Collected data entries
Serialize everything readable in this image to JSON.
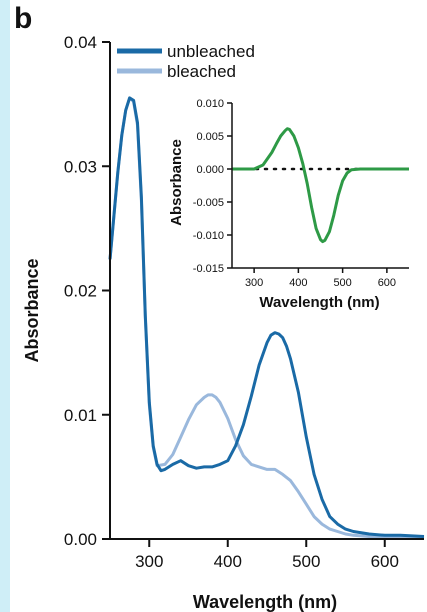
{
  "panel_label": "b",
  "colors": {
    "strip": "#cfeef7",
    "unbleached": "#1a6aa6",
    "bleached": "#9ab8dc",
    "difference": "#2e9a46"
  },
  "chart_data": [
    {
      "type": "line",
      "xlabel": "Wavelength (nm)",
      "ylabel": "Absorbance",
      "xlim": [
        250,
        650
      ],
      "ylim": [
        0.0,
        0.04
      ],
      "xticks": [
        300,
        400,
        500,
        600
      ],
      "xtick_labels": [
        "300",
        "400",
        "500",
        "600"
      ],
      "yticks": [
        0.0,
        0.01,
        0.02,
        0.03,
        0.04
      ],
      "ytick_labels": [
        "0.00",
        "0.01",
        "0.02",
        "0.03",
        "0.04"
      ],
      "legend_position": "top-left",
      "series": [
        {
          "name": "unbleached",
          "color": "#1a6aa6",
          "x": [
            250,
            255,
            260,
            265,
            270,
            275,
            280,
            285,
            290,
            295,
            300,
            305,
            310,
            315,
            320,
            330,
            340,
            350,
            360,
            370,
            380,
            390,
            400,
            410,
            420,
            430,
            440,
            450,
            455,
            460,
            465,
            470,
            475,
            480,
            490,
            500,
            510,
            520,
            530,
            540,
            550,
            560,
            580,
            600,
            620,
            650
          ],
          "y": [
            0.0225,
            0.026,
            0.0295,
            0.0325,
            0.0345,
            0.0355,
            0.0353,
            0.0335,
            0.0275,
            0.018,
            0.011,
            0.0075,
            0.006,
            0.0055,
            0.0056,
            0.006,
            0.0063,
            0.0059,
            0.0057,
            0.0058,
            0.0058,
            0.006,
            0.0063,
            0.0075,
            0.0092,
            0.0115,
            0.014,
            0.0158,
            0.0164,
            0.0166,
            0.0165,
            0.0162,
            0.0155,
            0.0145,
            0.0118,
            0.0082,
            0.0052,
            0.0032,
            0.0018,
            0.0012,
            0.0008,
            0.0006,
            0.0004,
            0.0003,
            0.0003,
            0.0002
          ]
        },
        {
          "name": "bleached",
          "color": "#9ab8dc",
          "x": [
            250,
            255,
            260,
            265,
            270,
            275,
            280,
            285,
            290,
            295,
            300,
            305,
            310,
            320,
            330,
            340,
            350,
            360,
            370,
            375,
            380,
            385,
            390,
            400,
            410,
            420,
            430,
            440,
            450,
            460,
            470,
            480,
            490,
            500,
            510,
            520,
            530,
            540,
            550,
            560,
            580,
            600,
            620,
            650
          ],
          "y": [
            0.0225,
            0.026,
            0.0295,
            0.0325,
            0.0345,
            0.0355,
            0.0352,
            0.0333,
            0.0272,
            0.0178,
            0.0108,
            0.0074,
            0.0059,
            0.006,
            0.0068,
            0.0082,
            0.0096,
            0.0108,
            0.0114,
            0.0116,
            0.0116,
            0.0114,
            0.011,
            0.0097,
            0.008,
            0.0067,
            0.006,
            0.0058,
            0.0056,
            0.0056,
            0.0052,
            0.0047,
            0.0038,
            0.0028,
            0.0018,
            0.0012,
            0.0008,
            0.0006,
            0.0004,
            0.0003,
            0.0002,
            0.0002,
            0.0002,
            0.0001
          ]
        }
      ]
    },
    {
      "type": "line",
      "xlabel": "Wavelength (nm)",
      "ylabel": "Absorbance",
      "xlim": [
        250,
        650
      ],
      "ylim": [
        -0.015,
        0.01
      ],
      "xticks": [
        300,
        400,
        500,
        600
      ],
      "xtick_labels": [
        "300",
        "400",
        "500",
        "600"
      ],
      "yticks": [
        -0.015,
        -0.01,
        -0.005,
        0.0,
        0.005,
        0.01
      ],
      "ytick_labels": [
        "-0.015",
        "-0.010",
        "-0.005",
        "0.000",
        "0.005",
        "0.010"
      ],
      "zero_line": "dotted",
      "series": [
        {
          "color": "#2e9a46",
          "x": [
            250,
            260,
            280,
            300,
            320,
            340,
            350,
            360,
            370,
            375,
            380,
            390,
            400,
            410,
            420,
            430,
            440,
            450,
            455,
            460,
            470,
            480,
            490,
            500,
            510,
            520,
            540,
            560,
            600,
            650
          ],
          "y": [
            0.0,
            0.0,
            0.0,
            0.0,
            0.0006,
            0.0025,
            0.0038,
            0.005,
            0.0058,
            0.0061,
            0.006,
            0.005,
            0.0032,
            0.0008,
            -0.0022,
            -0.0058,
            -0.009,
            -0.0107,
            -0.011,
            -0.0108,
            -0.0095,
            -0.007,
            -0.004,
            -0.0018,
            -0.0006,
            -0.0001,
            0.0,
            0.0,
            0.0,
            0.0
          ]
        }
      ]
    }
  ]
}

- TASK TO CARRY OUT -
Output an exact copy of the material, with the pictures removed.

- EXERCISE RESULT -
Serialize everything readable in this image to JSON.
{
  "panel_label": "b",
  "colors": {
    "strip": "#cfeef7",
    "unbleached": "#1a6aa6",
    "bleached": "#9ab8dc",
    "difference": "#2e9a46"
  },
  "chart_data": [
    {
      "type": "line",
      "xlabel": "Wavelength (nm)",
      "ylabel": "Absorbance",
      "xlim": [
        250,
        650
      ],
      "ylim": [
        0.0,
        0.04
      ],
      "xticks": [
        300,
        400,
        500,
        600
      ],
      "xtick_labels": [
        "300",
        "400",
        "500",
        "600"
      ],
      "yticks": [
        0.0,
        0.01,
        0.02,
        0.03,
        0.04
      ],
      "ytick_labels": [
        "0.00",
        "0.01",
        "0.02",
        "0.03",
        "0.04"
      ],
      "legend_position": "top-left",
      "series": [
        {
          "name": "unbleached",
          "color": "#1a6aa6",
          "x": [
            250,
            255,
            260,
            265,
            270,
            275,
            280,
            285,
            290,
            295,
            300,
            305,
            310,
            315,
            320,
            330,
            340,
            350,
            360,
            370,
            380,
            390,
            400,
            410,
            420,
            430,
            440,
            450,
            455,
            460,
            465,
            470,
            475,
            480,
            490,
            500,
            510,
            520,
            530,
            540,
            550,
            560,
            580,
            600,
            620,
            650
          ],
          "y": [
            0.0225,
            0.026,
            0.0295,
            0.0325,
            0.0345,
            0.0355,
            0.0353,
            0.0335,
            0.0275,
            0.018,
            0.011,
            0.0075,
            0.006,
            0.0055,
            0.0056,
            0.006,
            0.0063,
            0.0059,
            0.0057,
            0.0058,
            0.0058,
            0.006,
            0.0063,
            0.0075,
            0.0092,
            0.0115,
            0.014,
            0.0158,
            0.0164,
            0.0166,
            0.0165,
            0.0162,
            0.0155,
            0.0145,
            0.0118,
            0.0082,
            0.0052,
            0.0032,
            0.0018,
            0.0012,
            0.0008,
            0.0006,
            0.0004,
            0.0003,
            0.0003,
            0.0002
          ]
        },
        {
          "name": "bleached",
          "color": "#9ab8dc",
          "x": [
            250,
            255,
            260,
            265,
            270,
            275,
            280,
            285,
            290,
            295,
            300,
            305,
            310,
            320,
            330,
            340,
            350,
            360,
            370,
            375,
            380,
            385,
            390,
            400,
            410,
            420,
            430,
            440,
            450,
            460,
            470,
            480,
            490,
            500,
            510,
            520,
            530,
            540,
            550,
            560,
            580,
            600,
            620,
            650
          ],
          "y": [
            0.0225,
            0.026,
            0.0295,
            0.0325,
            0.0345,
            0.0355,
            0.0352,
            0.0333,
            0.0272,
            0.0178,
            0.0108,
            0.0074,
            0.0059,
            0.006,
            0.0068,
            0.0082,
            0.0096,
            0.0108,
            0.0114,
            0.0116,
            0.0116,
            0.0114,
            0.011,
            0.0097,
            0.008,
            0.0067,
            0.006,
            0.0058,
            0.0056,
            0.0056,
            0.0052,
            0.0047,
            0.0038,
            0.0028,
            0.0018,
            0.0012,
            0.0008,
            0.0006,
            0.0004,
            0.0003,
            0.0002,
            0.0002,
            0.0002,
            0.0001
          ]
        }
      ]
    },
    {
      "type": "line",
      "xlabel": "Wavelength (nm)",
      "ylabel": "Absorbance",
      "xlim": [
        250,
        650
      ],
      "ylim": [
        -0.015,
        0.01
      ],
      "xticks": [
        300,
        400,
        500,
        600
      ],
      "xtick_labels": [
        "300",
        "400",
        "500",
        "600"
      ],
      "yticks": [
        -0.015,
        -0.01,
        -0.005,
        0.0,
        0.005,
        0.01
      ],
      "ytick_labels": [
        "-0.015",
        "-0.010",
        "-0.005",
        "0.000",
        "0.005",
        "0.010"
      ],
      "zero_line": "dotted",
      "series": [
        {
          "color": "#2e9a46",
          "x": [
            250,
            260,
            280,
            300,
            320,
            340,
            350,
            360,
            370,
            375,
            380,
            390,
            400,
            410,
            420,
            430,
            440,
            450,
            455,
            460,
            470,
            480,
            490,
            500,
            510,
            520,
            540,
            560,
            600,
            650
          ],
          "y": [
            0.0,
            0.0,
            0.0,
            0.0,
            0.0006,
            0.0025,
            0.0038,
            0.005,
            0.0058,
            0.0061,
            0.006,
            0.005,
            0.0032,
            0.0008,
            -0.0022,
            -0.0058,
            -0.009,
            -0.0107,
            -0.011,
            -0.0108,
            -0.0095,
            -0.007,
            -0.004,
            -0.0018,
            -0.0006,
            -0.0001,
            0.0,
            0.0,
            0.0,
            0.0
          ]
        }
      ]
    }
  ]
}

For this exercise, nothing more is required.